Go through the entries below, tally each line with the string "this", and give the final number by itself.

==== Records supplied

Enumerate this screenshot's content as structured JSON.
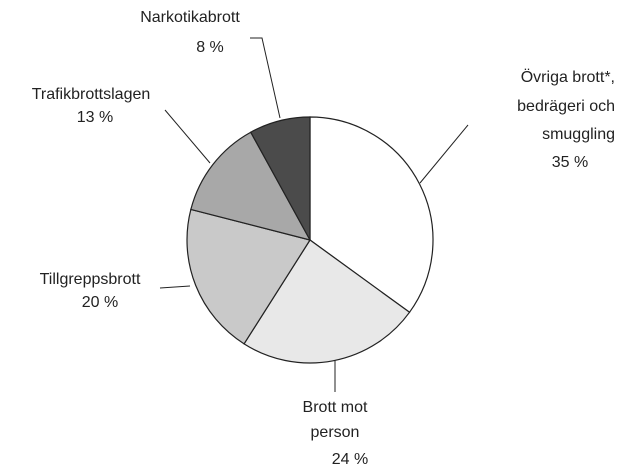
{
  "chart_data": {
    "type": "pie",
    "categories": [
      [
        "Övriga brott*,",
        "bedrägeri och",
        "smuggling"
      ],
      [
        "Brott mot",
        "person"
      ],
      [
        "Tillgreppsbrott"
      ],
      [
        "Trafikbrottslagen"
      ],
      [
        "Narkotikabrott"
      ]
    ],
    "values": [
      35,
      24,
      20,
      13,
      8
    ],
    "value_labels": [
      "35 %",
      "24 %",
      "20 %",
      "13 %",
      "8 %"
    ],
    "colors": [
      "#ffffff",
      "#e8e8e8",
      "#c9c9c9",
      "#a8a8a8",
      "#4b4b4b"
    ]
  }
}
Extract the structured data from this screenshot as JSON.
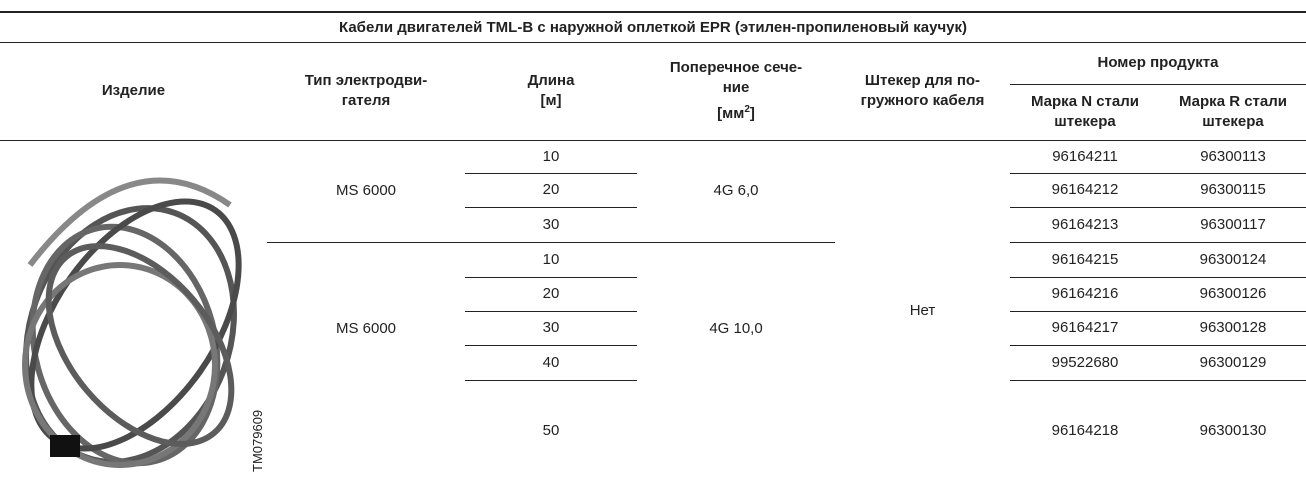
{
  "table": {
    "title": "Кабели двигателей TML-B с наружной оплеткой EPR (этилен-пропиленовый каучук)",
    "header": {
      "product": "Изделие",
      "motor_type": "Тип электродви-\nгателя",
      "length": "Длина\n[м]",
      "cross_section": "Поперечное сече-\nние",
      "cross_section_unit_prefix": "[мм",
      "cross_section_unit_exp": "2",
      "cross_section_unit_suffix": "]",
      "plug": "Штекер для по-\nгружного кабеля",
      "product_number": "Номер продукта",
      "steel_n": "Марка N стали\nштекера",
      "steel_r": "Марка R стали\nштекера"
    },
    "image_code": "TM079609",
    "plug_value": "Нет",
    "groups": [
      {
        "motor": "MS 6000",
        "section": "4G 6,0",
        "rows": [
          {
            "length": 10,
            "n": "96164211",
            "r": "96300113"
          },
          {
            "length": 20,
            "n": "96164212",
            "r": "96300115"
          },
          {
            "length": 30,
            "n": "96164213",
            "r": "96300117"
          }
        ]
      },
      {
        "motor": "MS 6000",
        "section": "4G 10,0",
        "rows": [
          {
            "length": 10,
            "n": "96164215",
            "r": "96300124"
          },
          {
            "length": 20,
            "n": "96164216",
            "r": "96300126"
          },
          {
            "length": 30,
            "n": "96164217",
            "r": "96300128"
          },
          {
            "length": 40,
            "n": "99522680",
            "r": "96300129"
          },
          {
            "length": 50,
            "n": "96164218",
            "r": "96300130"
          }
        ]
      }
    ]
  }
}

========

_Task output_: 2